CHALLENGE :: Among the lines below, how many carry the string "Incredible"? Reply with a number and nothing else.

[start THE INPUT]

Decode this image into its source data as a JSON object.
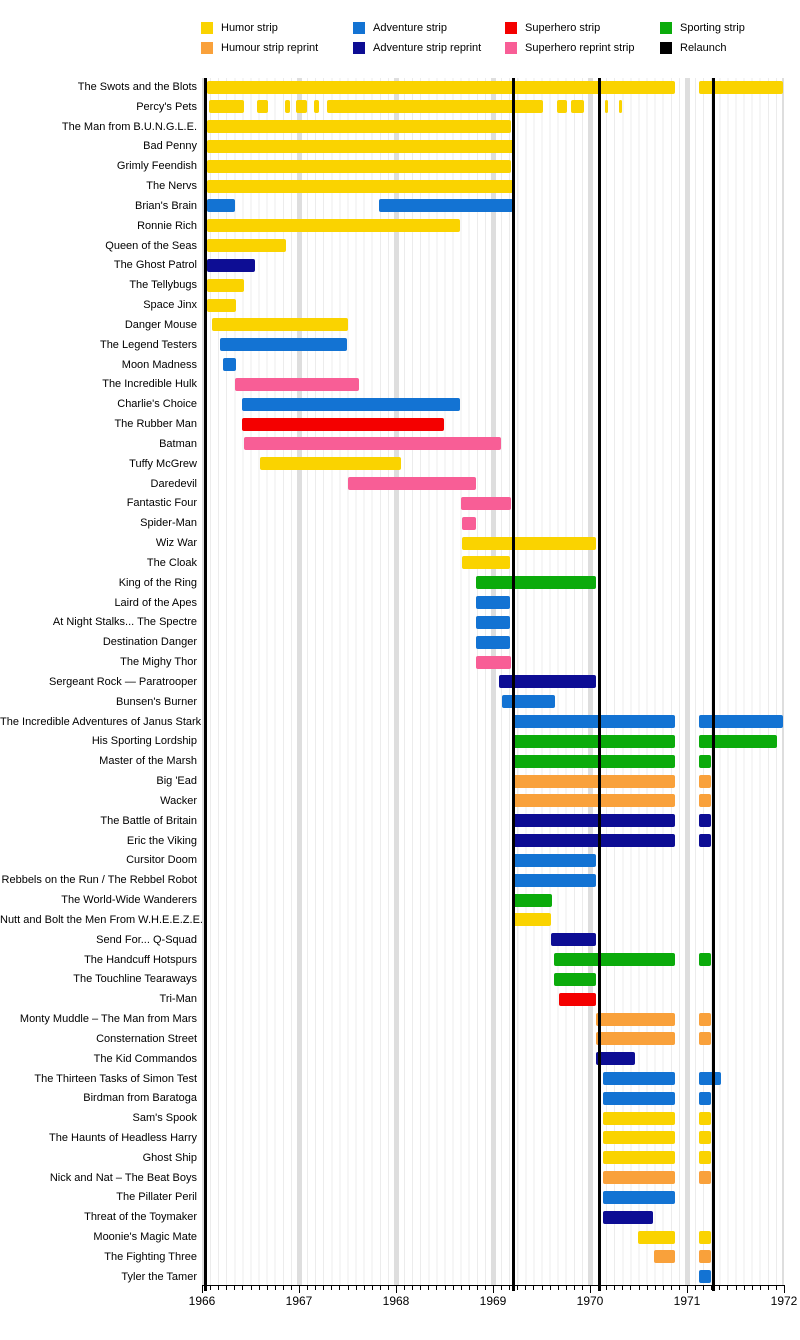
{
  "colors": {
    "humor": "#FAD300",
    "humor_reprint": "#F9A13B",
    "adventure": "#1373D3",
    "adventure_reprint": "#0D0D94",
    "superhero": "#F40000",
    "superhero_reprint": "#F85E96",
    "sporting": "#0BAB0B",
    "relaunch": "#000000",
    "grid_month": "#ececec",
    "grid_year": "#dedede"
  },
  "legend": {
    "items": [
      {
        "label": "Humor strip",
        "key": "humor",
        "col": 0,
        "row": 0
      },
      {
        "label": "Humour strip reprint",
        "key": "humor_reprint",
        "col": 0,
        "row": 1
      },
      {
        "label": "Adventure strip",
        "key": "adventure",
        "col": 1,
        "row": 0
      },
      {
        "label": "Adventure strip reprint",
        "key": "adventure_reprint",
        "col": 1,
        "row": 1
      },
      {
        "label": "Superhero strip",
        "key": "superhero",
        "col": 2,
        "row": 0
      },
      {
        "label": "Superhero reprint strip",
        "key": "superhero_reprint",
        "col": 2,
        "row": 1
      },
      {
        "label": "Sporting strip",
        "key": "sporting",
        "col": 3,
        "row": 0
      },
      {
        "label": "Relaunch",
        "key": "relaunch",
        "col": 3,
        "row": 1
      }
    ]
  },
  "chart_data": {
    "type": "gantt",
    "title": "",
    "x_axis": {
      "min": 1966,
      "max": 1972,
      "tick_years": [
        1966,
        1967,
        1968,
        1969,
        1970,
        1971,
        1972
      ],
      "minor_ticks_per_year": 12
    },
    "relaunch_lines_years": [
      1966.04,
      1969.21,
      1970.1,
      1971.27
    ],
    "rows": [
      {
        "name": "The Swots and the Blots",
        "type": "humor",
        "segments": [
          [
            1966.05,
            1970.88
          ],
          [
            1971.12,
            1971.99
          ]
        ]
      },
      {
        "name": "Percy's Pets",
        "type": "humor",
        "segments": [
          [
            1966.07,
            1966.43
          ],
          [
            1966.57,
            1966.68
          ],
          [
            1966.86,
            1966.91
          ],
          [
            1966.97,
            1967.08
          ],
          [
            1967.15,
            1967.21
          ],
          [
            1967.29,
            1969.52
          ],
          [
            1969.66,
            1969.76
          ],
          [
            1969.8,
            1969.94
          ],
          [
            1970.15,
            1970.19
          ],
          [
            1970.3,
            1970.33
          ]
        ]
      },
      {
        "name": "The Man from B.U.N.G.L.E.",
        "type": "humor",
        "segments": [
          [
            1966.05,
            1969.19
          ]
        ]
      },
      {
        "name": "Bad Penny",
        "type": "humor",
        "segments": [
          [
            1966.05,
            1969.23
          ]
        ]
      },
      {
        "name": "Grimly Feendish",
        "type": "humor",
        "segments": [
          [
            1966.05,
            1969.19
          ]
        ]
      },
      {
        "name": "The Nervs",
        "type": "humor",
        "segments": [
          [
            1966.05,
            1969.21
          ]
        ]
      },
      {
        "name": "Brian's Brain",
        "type": "adventure",
        "segments": [
          [
            1966.05,
            1966.34
          ],
          [
            1967.82,
            1969.21
          ]
        ]
      },
      {
        "name": "Ronnie Rich",
        "type": "humor",
        "segments": [
          [
            1966.05,
            1968.66
          ]
        ]
      },
      {
        "name": "Queen of the Seas",
        "type": "humor",
        "segments": [
          [
            1966.05,
            1966.87
          ]
        ]
      },
      {
        "name": "The Ghost Patrol",
        "type": "adventure_reprint",
        "segments": [
          [
            1966.05,
            1966.55
          ]
        ]
      },
      {
        "name": "The Tellybugs",
        "type": "humor",
        "segments": [
          [
            1966.05,
            1966.43
          ]
        ]
      },
      {
        "name": "Space Jinx",
        "type": "humor",
        "segments": [
          [
            1966.05,
            1966.35
          ]
        ]
      },
      {
        "name": "Danger Mouse",
        "type": "humor",
        "segments": [
          [
            1966.1,
            1967.51
          ]
        ]
      },
      {
        "name": "The Legend Testers",
        "type": "adventure",
        "segments": [
          [
            1966.19,
            1967.5
          ]
        ]
      },
      {
        "name": "Moon Madness",
        "type": "adventure",
        "segments": [
          [
            1966.22,
            1966.35
          ]
        ]
      },
      {
        "name": "The Incredible Hulk",
        "type": "superhero_reprint",
        "segments": [
          [
            1966.34,
            1967.62
          ]
        ]
      },
      {
        "name": "Charlie's Choice",
        "type": "adventure",
        "segments": [
          [
            1966.41,
            1968.66
          ]
        ]
      },
      {
        "name": "The Rubber Man",
        "type": "superhero",
        "segments": [
          [
            1966.41,
            1968.49
          ]
        ]
      },
      {
        "name": "Batman",
        "type": "superhero_reprint",
        "segments": [
          [
            1966.43,
            1969.08
          ]
        ]
      },
      {
        "name": "Tuffy McGrew",
        "type": "humor",
        "segments": [
          [
            1966.6,
            1968.05
          ]
        ]
      },
      {
        "name": "Daredevil",
        "type": "superhero_reprint",
        "segments": [
          [
            1967.5,
            1968.82
          ]
        ]
      },
      {
        "name": "Fantastic Four",
        "type": "superhero_reprint",
        "segments": [
          [
            1968.67,
            1969.19
          ]
        ]
      },
      {
        "name": "Spider-Man",
        "type": "superhero_reprint",
        "segments": [
          [
            1968.68,
            1968.82
          ]
        ]
      },
      {
        "name": "Wiz War",
        "type": "humor",
        "segments": [
          [
            1968.68,
            1970.06
          ]
        ]
      },
      {
        "name": "The Cloak",
        "type": "humor",
        "segments": [
          [
            1968.68,
            1969.17
          ]
        ]
      },
      {
        "name": "King of the Ring",
        "type": "sporting",
        "segments": [
          [
            1968.82,
            1970.06
          ]
        ]
      },
      {
        "name": "Laird of the Apes",
        "type": "adventure",
        "segments": [
          [
            1968.82,
            1969.17
          ]
        ]
      },
      {
        "name": "At Night Stalks... The Spectre",
        "type": "adventure",
        "segments": [
          [
            1968.82,
            1969.17
          ]
        ]
      },
      {
        "name": "Destination Danger",
        "type": "adventure",
        "segments": [
          [
            1968.82,
            1969.17
          ]
        ]
      },
      {
        "name": "The Mighy Thor",
        "type": "superhero_reprint",
        "segments": [
          [
            1968.82,
            1969.19
          ]
        ]
      },
      {
        "name": "Sergeant Rock — Paratrooper",
        "type": "adventure_reprint",
        "segments": [
          [
            1969.06,
            1970.06
          ]
        ]
      },
      {
        "name": "Bunsen's Burner",
        "type": "adventure",
        "segments": [
          [
            1969.09,
            1969.64
          ]
        ]
      },
      {
        "name": "The Incredible Adventures of Janus Stark",
        "type": "adventure",
        "segments": [
          [
            1969.21,
            1970.88
          ],
          [
            1971.12,
            1971.99
          ]
        ]
      },
      {
        "name": "His Sporting Lordship",
        "type": "sporting",
        "segments": [
          [
            1969.21,
            1970.88
          ],
          [
            1971.12,
            1971.93
          ]
        ]
      },
      {
        "name": "Master of the Marsh",
        "type": "sporting",
        "segments": [
          [
            1969.21,
            1970.88
          ],
          [
            1971.12,
            1971.25
          ]
        ]
      },
      {
        "name": "Big 'Ead",
        "type": "humor_reprint",
        "segments": [
          [
            1969.21,
            1970.88
          ],
          [
            1971.12,
            1971.25
          ]
        ]
      },
      {
        "name": "Wacker",
        "type": "humor_reprint",
        "segments": [
          [
            1969.21,
            1970.88
          ],
          [
            1971.12,
            1971.25
          ]
        ]
      },
      {
        "name": "The Battle of Britain",
        "type": "adventure_reprint",
        "segments": [
          [
            1969.21,
            1970.88
          ],
          [
            1971.12,
            1971.25
          ]
        ]
      },
      {
        "name": "Eric the Viking",
        "type": "adventure_reprint",
        "segments": [
          [
            1969.21,
            1970.88
          ],
          [
            1971.12,
            1971.25
          ]
        ]
      },
      {
        "name": "Cursitor Doom",
        "type": "adventure",
        "segments": [
          [
            1969.21,
            1970.06
          ]
        ]
      },
      {
        "name": "Rebbels on the Run / The Rebbel Robot",
        "type": "adventure",
        "segments": [
          [
            1969.21,
            1970.06
          ]
        ]
      },
      {
        "name": "The World-Wide Wanderers",
        "type": "sporting",
        "segments": [
          [
            1969.21,
            1969.61
          ]
        ]
      },
      {
        "name": "Nutt and Bolt the Men From W.H.E.E.Z.E.",
        "type": "humor",
        "segments": [
          [
            1969.21,
            1969.6
          ]
        ]
      },
      {
        "name": "Send For... Q-Squad",
        "type": "adventure_reprint",
        "segments": [
          [
            1969.6,
            1970.06
          ]
        ]
      },
      {
        "name": "The Handcuff Hotspurs",
        "type": "sporting",
        "segments": [
          [
            1969.63,
            1970.88
          ],
          [
            1971.12,
            1971.25
          ]
        ]
      },
      {
        "name": "The Touchline Tearaways",
        "type": "sporting",
        "segments": [
          [
            1969.63,
            1970.06
          ]
        ]
      },
      {
        "name": "Tri-Man",
        "type": "superhero",
        "segments": [
          [
            1969.68,
            1970.06
          ]
        ]
      },
      {
        "name": "Monty Muddle – The Man from Mars",
        "type": "humor_reprint",
        "segments": [
          [
            1970.06,
            1970.88
          ],
          [
            1971.12,
            1971.25
          ]
        ]
      },
      {
        "name": "Consternation Street",
        "type": "humor_reprint",
        "segments": [
          [
            1970.06,
            1970.88
          ],
          [
            1971.12,
            1971.25
          ]
        ]
      },
      {
        "name": "The Kid Commandos",
        "type": "adventure_reprint",
        "segments": [
          [
            1970.06,
            1970.46
          ]
        ]
      },
      {
        "name": "The Thirteen Tasks of Simon Test",
        "type": "adventure",
        "segments": [
          [
            1970.13,
            1970.88
          ],
          [
            1971.12,
            1971.35
          ]
        ]
      },
      {
        "name": "Birdman from Baratoga",
        "type": "adventure",
        "segments": [
          [
            1970.13,
            1970.88
          ],
          [
            1971.12,
            1971.25
          ]
        ]
      },
      {
        "name": "Sam's Spook",
        "type": "humor",
        "segments": [
          [
            1970.13,
            1970.88
          ],
          [
            1971.12,
            1971.25
          ]
        ]
      },
      {
        "name": "The Haunts of Headless Harry",
        "type": "humor",
        "segments": [
          [
            1970.13,
            1970.88
          ],
          [
            1971.12,
            1971.25
          ]
        ]
      },
      {
        "name": "Ghost Ship",
        "type": "humor",
        "segments": [
          [
            1970.13,
            1970.88
          ],
          [
            1971.12,
            1971.25
          ]
        ]
      },
      {
        "name": "Nick and Nat – The Beat Boys",
        "type": "humor_reprint",
        "segments": [
          [
            1970.13,
            1970.88
          ],
          [
            1971.12,
            1971.25
          ]
        ]
      },
      {
        "name": "The Pillater Peril",
        "type": "adventure",
        "segments": [
          [
            1970.13,
            1970.88
          ]
        ]
      },
      {
        "name": "Threat of the Toymaker",
        "type": "adventure_reprint",
        "segments": [
          [
            1970.13,
            1970.65
          ]
        ]
      },
      {
        "name": "Moonie's Magic Mate",
        "type": "humor",
        "segments": [
          [
            1970.49,
            1970.88
          ],
          [
            1971.12,
            1971.25
          ]
        ]
      },
      {
        "name": "The Fighting Three",
        "type": "humor_reprint",
        "segments": [
          [
            1970.66,
            1970.88
          ],
          [
            1971.12,
            1971.25
          ]
        ]
      },
      {
        "name": "Tyler the Tamer",
        "type": "adventure",
        "segments": [
          [
            1971.12,
            1971.25
          ]
        ]
      }
    ]
  }
}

[end THE INPUT]

OUTPUT BELOW :: 2